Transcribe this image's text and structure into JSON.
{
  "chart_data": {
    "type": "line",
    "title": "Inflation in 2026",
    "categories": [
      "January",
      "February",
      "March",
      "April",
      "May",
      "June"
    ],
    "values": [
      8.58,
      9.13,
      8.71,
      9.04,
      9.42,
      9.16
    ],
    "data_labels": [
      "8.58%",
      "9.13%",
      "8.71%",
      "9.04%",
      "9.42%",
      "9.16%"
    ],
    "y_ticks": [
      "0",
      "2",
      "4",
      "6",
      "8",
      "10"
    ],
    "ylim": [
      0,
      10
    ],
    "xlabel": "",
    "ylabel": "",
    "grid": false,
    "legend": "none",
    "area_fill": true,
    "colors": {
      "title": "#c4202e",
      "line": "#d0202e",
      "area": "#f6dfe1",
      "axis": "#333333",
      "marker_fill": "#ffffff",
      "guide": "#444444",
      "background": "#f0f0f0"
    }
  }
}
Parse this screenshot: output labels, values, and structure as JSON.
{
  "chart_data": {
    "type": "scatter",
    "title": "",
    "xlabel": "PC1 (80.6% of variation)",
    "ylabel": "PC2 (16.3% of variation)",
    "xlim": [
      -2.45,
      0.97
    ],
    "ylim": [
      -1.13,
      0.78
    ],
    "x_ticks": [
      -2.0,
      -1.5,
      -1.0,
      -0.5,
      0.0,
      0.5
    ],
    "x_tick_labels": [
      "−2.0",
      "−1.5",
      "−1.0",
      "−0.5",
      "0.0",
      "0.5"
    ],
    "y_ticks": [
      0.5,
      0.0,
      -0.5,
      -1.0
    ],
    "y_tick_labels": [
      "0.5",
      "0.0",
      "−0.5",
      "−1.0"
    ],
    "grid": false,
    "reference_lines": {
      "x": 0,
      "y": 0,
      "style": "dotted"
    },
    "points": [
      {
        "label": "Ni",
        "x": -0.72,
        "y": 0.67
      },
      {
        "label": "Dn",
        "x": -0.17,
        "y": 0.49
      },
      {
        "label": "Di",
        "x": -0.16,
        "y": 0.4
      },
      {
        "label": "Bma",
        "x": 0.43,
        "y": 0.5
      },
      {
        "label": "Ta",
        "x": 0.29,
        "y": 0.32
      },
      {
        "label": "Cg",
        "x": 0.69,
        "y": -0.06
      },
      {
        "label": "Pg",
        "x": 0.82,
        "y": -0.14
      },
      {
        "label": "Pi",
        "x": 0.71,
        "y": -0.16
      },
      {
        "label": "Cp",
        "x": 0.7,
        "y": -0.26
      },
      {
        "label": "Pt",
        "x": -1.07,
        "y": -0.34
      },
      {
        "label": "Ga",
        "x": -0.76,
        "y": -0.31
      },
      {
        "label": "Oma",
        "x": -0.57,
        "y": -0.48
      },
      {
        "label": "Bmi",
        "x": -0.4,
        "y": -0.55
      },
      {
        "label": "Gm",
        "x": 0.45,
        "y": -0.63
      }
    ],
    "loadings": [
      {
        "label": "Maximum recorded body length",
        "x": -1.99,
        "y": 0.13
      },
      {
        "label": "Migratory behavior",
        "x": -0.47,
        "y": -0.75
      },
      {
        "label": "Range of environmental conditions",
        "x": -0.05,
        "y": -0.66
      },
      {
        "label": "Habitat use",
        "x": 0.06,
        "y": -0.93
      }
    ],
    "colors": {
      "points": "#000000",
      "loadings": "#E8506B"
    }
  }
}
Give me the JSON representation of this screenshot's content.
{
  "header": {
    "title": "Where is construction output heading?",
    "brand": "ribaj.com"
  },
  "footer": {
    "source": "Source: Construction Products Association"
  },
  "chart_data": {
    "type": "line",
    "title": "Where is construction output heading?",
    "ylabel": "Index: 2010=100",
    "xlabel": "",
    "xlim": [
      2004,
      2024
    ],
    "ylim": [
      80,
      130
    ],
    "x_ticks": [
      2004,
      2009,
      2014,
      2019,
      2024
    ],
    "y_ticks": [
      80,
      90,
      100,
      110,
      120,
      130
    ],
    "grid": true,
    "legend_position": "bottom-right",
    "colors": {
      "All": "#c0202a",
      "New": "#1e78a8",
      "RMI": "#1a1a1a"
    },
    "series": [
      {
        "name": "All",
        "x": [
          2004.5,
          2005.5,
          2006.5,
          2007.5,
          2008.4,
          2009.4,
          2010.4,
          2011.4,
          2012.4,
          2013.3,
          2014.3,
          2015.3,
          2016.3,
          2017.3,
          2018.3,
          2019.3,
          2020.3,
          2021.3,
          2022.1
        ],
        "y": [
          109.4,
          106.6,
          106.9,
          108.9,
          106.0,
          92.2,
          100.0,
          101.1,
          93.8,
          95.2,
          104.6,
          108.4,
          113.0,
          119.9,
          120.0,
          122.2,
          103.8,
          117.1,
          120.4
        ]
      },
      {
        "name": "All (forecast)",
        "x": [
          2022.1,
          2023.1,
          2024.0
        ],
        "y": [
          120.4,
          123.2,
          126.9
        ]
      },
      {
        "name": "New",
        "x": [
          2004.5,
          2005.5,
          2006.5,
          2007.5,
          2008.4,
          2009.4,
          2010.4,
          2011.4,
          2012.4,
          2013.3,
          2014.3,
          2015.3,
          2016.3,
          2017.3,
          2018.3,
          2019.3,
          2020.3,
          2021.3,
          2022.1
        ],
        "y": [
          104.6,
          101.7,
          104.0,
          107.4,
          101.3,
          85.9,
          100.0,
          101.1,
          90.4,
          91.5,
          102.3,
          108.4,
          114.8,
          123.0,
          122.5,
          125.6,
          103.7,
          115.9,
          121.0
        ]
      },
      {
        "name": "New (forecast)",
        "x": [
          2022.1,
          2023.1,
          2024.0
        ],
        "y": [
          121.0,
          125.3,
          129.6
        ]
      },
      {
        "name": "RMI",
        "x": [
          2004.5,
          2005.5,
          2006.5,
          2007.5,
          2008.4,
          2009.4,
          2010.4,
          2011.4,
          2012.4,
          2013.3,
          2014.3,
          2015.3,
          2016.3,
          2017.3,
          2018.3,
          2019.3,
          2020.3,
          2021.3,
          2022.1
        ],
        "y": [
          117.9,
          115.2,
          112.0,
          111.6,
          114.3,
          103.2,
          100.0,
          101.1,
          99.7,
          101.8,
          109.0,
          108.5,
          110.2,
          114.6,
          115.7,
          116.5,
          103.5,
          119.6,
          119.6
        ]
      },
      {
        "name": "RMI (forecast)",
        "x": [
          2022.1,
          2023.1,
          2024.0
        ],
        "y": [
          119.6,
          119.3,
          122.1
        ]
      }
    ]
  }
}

Problem details:
Write out the records above again, keeping each one identical to the original.

Final result:
Transcribe this image's text and structure into JSON.
{
  "chart_data": {
    "type": "line",
    "title": "Inflation in 2026",
    "categories": [
      "January",
      "February",
      "March",
      "April",
      "May",
      "June"
    ],
    "values": [
      8.58,
      9.13,
      8.71,
      9.04,
      9.42,
      9.16
    ],
    "data_labels": [
      "8.58%",
      "9.13%",
      "8.71%",
      "9.04%",
      "9.42%",
      "9.16%"
    ],
    "y_ticks": [
      "0",
      "2",
      "4",
      "6",
      "8",
      "10"
    ],
    "ylim": [
      0,
      10
    ],
    "xlabel": "",
    "ylabel": "",
    "grid": false,
    "legend": "none",
    "area_fill": true,
    "colors": {
      "title": "#c4202e",
      "line": "#d0202e",
      "area": "#f6dfe1",
      "axis": "#333333",
      "marker_fill": "#ffffff",
      "guide": "#444444",
      "background": "#f0f0f0"
    }
  }
}
Parse this screenshot: output labels, values, and structure as JSON.
{
  "chart_data": {
    "type": "scatter",
    "title": "",
    "xlabel": "PC1 (80.6% of variation)",
    "ylabel": "PC2 (16.3% of variation)",
    "xlim": [
      -2.45,
      0.97
    ],
    "ylim": [
      -1.13,
      0.78
    ],
    "x_ticks": [
      -2.0,
      -1.5,
      -1.0,
      -0.5,
      0.0,
      0.5
    ],
    "x_tick_labels": [
      "−2.0",
      "−1.5",
      "−1.0",
      "−0.5",
      "0.0",
      "0.5"
    ],
    "y_ticks": [
      0.5,
      0.0,
      -0.5,
      -1.0
    ],
    "y_tick_labels": [
      "0.5",
      "0.0",
      "−0.5",
      "−1.0"
    ],
    "grid": false,
    "reference_lines": {
      "x": 0,
      "y": 0,
      "style": "dotted"
    },
    "points": [
      {
        "label": "Ni",
        "x": -0.72,
        "y": 0.67
      },
      {
        "label": "Dn",
        "x": -0.17,
        "y": 0.49
      },
      {
        "label": "Di",
        "x": -0.16,
        "y": 0.4
      },
      {
        "label": "Bma",
        "x": 0.43,
        "y": 0.5
      },
      {
        "label": "Ta",
        "x": 0.29,
        "y": 0.32
      },
      {
        "label": "Cg",
        "x": 0.69,
        "y": -0.06
      },
      {
        "label": "Pg",
        "x": 0.82,
        "y": -0.14
      },
      {
        "label": "Pi",
        "x": 0.71,
        "y": -0.16
      },
      {
        "label": "Cp",
        "x": 0.7,
        "y": -0.26
      },
      {
        "label": "Pt",
        "x": -1.07,
        "y": -0.34
      },
      {
        "label": "Ga",
        "x": -0.76,
        "y": -0.31
      },
      {
        "label": "Oma",
        "x": -0.57,
        "y": -0.48
      },
      {
        "label": "Bmi",
        "x": -0.4,
        "y": -0.55
      },
      {
        "label": "Gm",
        "x": 0.45,
        "y": -0.63
      }
    ],
    "loadings": [
      {
        "label": "Maximum recorded body length",
        "x": -1.99,
        "y": 0.13
      },
      {
        "label": "Migratory behavior",
        "x": -0.47,
        "y": -0.75
      },
      {
        "label": "Range of environmental conditions",
        "x": -0.05,
        "y": -0.66
      },
      {
        "label": "Habitat use",
        "x": 0.06,
        "y": -0.93
      }
    ],
    "colors": {
      "points": "#000000",
      "loadings": "#E8506B"
    }
  }
}
Give me the JSON representation of this screenshot's content.
{
  "header": {
    "title": "Where is construction output heading?",
    "brand": "ribaj.com"
  },
  "footer": {
    "source": "Source: Construction Products Association"
  },
  "chart_data": {
    "type": "line",
    "title": "Where is construction output heading?",
    "ylabel": "Index: 2010=100",
    "xlabel": "",
    "xlim": [
      2004,
      2024
    ],
    "ylim": [
      80,
      130
    ],
    "x_ticks": [
      2004,
      2009,
      2014,
      2019,
      2024
    ],
    "y_ticks": [
      80,
      90,
      100,
      110,
      120,
      130
    ],
    "grid": true,
    "legend_position": "bottom-right",
    "colors": {
      "All": "#c0202a",
      "New": "#1e78a8",
      "RMI": "#1a1a1a"
    },
    "series": [
      {
        "name": "All",
        "x": [
          2004.5,
          2005.5,
          2006.5,
          2007.5,
          2008.4,
          2009.4,
          2010.4,
          2011.4,
          2012.4,
          2013.3,
          2014.3,
          2015.3,
          2016.3,
          2017.3,
          2018.3,
          2019.3,
          2020.3,
          2021.3,
          2022.1
        ],
        "y": [
          109.4,
          106.6,
          106.9,
          108.9,
          106.0,
          92.2,
          100.0,
          101.1,
          93.8,
          95.2,
          104.6,
          108.4,
          113.0,
          119.9,
          120.0,
          122.2,
          103.8,
          117.1,
          120.4
        ]
      },
      {
        "name": "All (forecast)",
        "x": [
          2022.1,
          2023.1,
          2024.0
        ],
        "y": [
          120.4,
          123.2,
          126.9
        ]
      },
      {
        "name": "New",
        "x": [
          2004.5,
          2005.5,
          2006.5,
          2007.5,
          2008.4,
          2009.4,
          2010.4,
          2011.4,
          2012.4,
          2013.3,
          2014.3,
          2015.3,
          2016.3,
          2017.3,
          2018.3,
          2019.3,
          2020.3,
          2021.3,
          2022.1
        ],
        "y": [
          104.6,
          101.7,
          104.0,
          107.4,
          101.3,
          85.9,
          100.0,
          101.1,
          90.4,
          91.5,
          102.3,
          108.4,
          114.8,
          123.0,
          122.5,
          125.6,
          103.7,
          115.9,
          121.0
        ]
      },
      {
        "name": "New (forecast)",
        "x": [
          2022.1,
          2023.1,
          2024.0
        ],
        "y": [
          121.0,
          125.3,
          129.6
        ]
      },
      {
        "name": "RMI",
        "x": [
          2004.5,
          2005.5,
          2006.5,
          2007.5,
          2008.4,
          2009.4,
          2010.4,
          2011.4,
          2012.4,
          2013.3,
          2014.3,
          2015.3,
          2016.3,
          2017.3,
          2018.3,
          2019.3,
          2020.3,
          2021.3,
          2022.1
        ],
        "y": [
          117.9,
          115.2,
          112.0,
          111.6,
          114.3,
          103.2,
          100.0,
          101.1,
          99.7,
          101.8,
          109.0,
          108.5,
          110.2,
          114.6,
          115.7,
          116.5,
          103.5,
          119.6,
          119.6
        ]
      },
      {
        "name": "RMI (forecast)",
        "x": [
          2022.1,
          2023.1,
          2024.0
        ],
        "y": [
          119.6,
          119.3,
          122.1
        ]
      }
    ]
  }
}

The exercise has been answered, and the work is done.